**STORED ROWS**
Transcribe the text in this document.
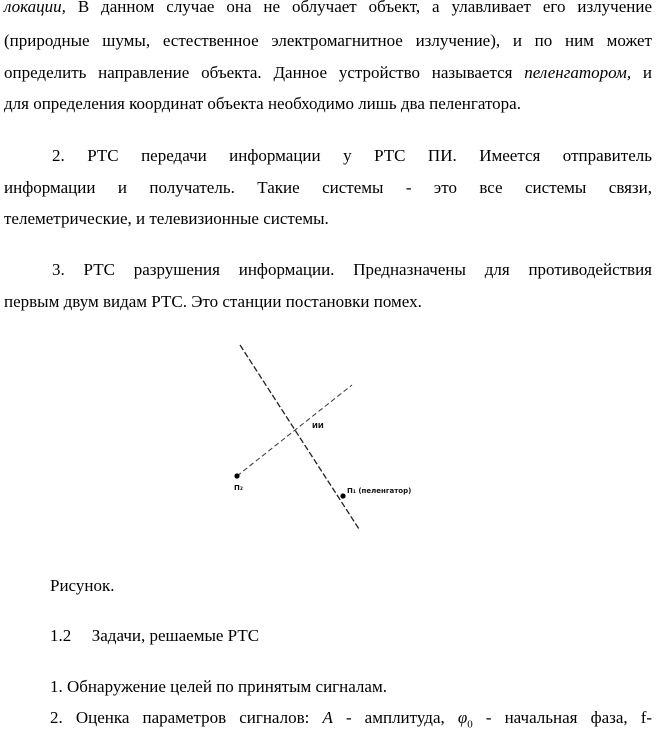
локации, В данном случае она не облучает объект, а улавливает его излучение
(природные шумы, естественное электромагнитное излучение), и по ним может
определить направление объекта. Данное устройство называется пеленгатором, и
для определения координат объекта необходимо лишь два пеленгатора.
2. РТС передачи информации у РТС ПИ. Имеется отправитель
информации и получатель. Такие системы - это все системы связи,
телеметрические, и телевизионные системы.
3. РТС разрушения информации. Предназначены для противодействия
первым двум видам РТС. Это станции постановки помех.
ИИ
П₂	П₁ (пеленгатор)
Рисунок.
1.2 Задачи, решаемые РТС
1. Обнаружение целей по принятым сигналам.
2. Оценка параметров сигналов: A - амплитуда, $\varphi_0$ - начальная фаза, f-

**WHAT IS EXPECTED**
Pull out every line of the entries that includes the word "системы".

**RESULT OF THIS EXERCISE**
информации и получатель. Такие системы - это все системы связи,
телеметрические, и телевизионные системы.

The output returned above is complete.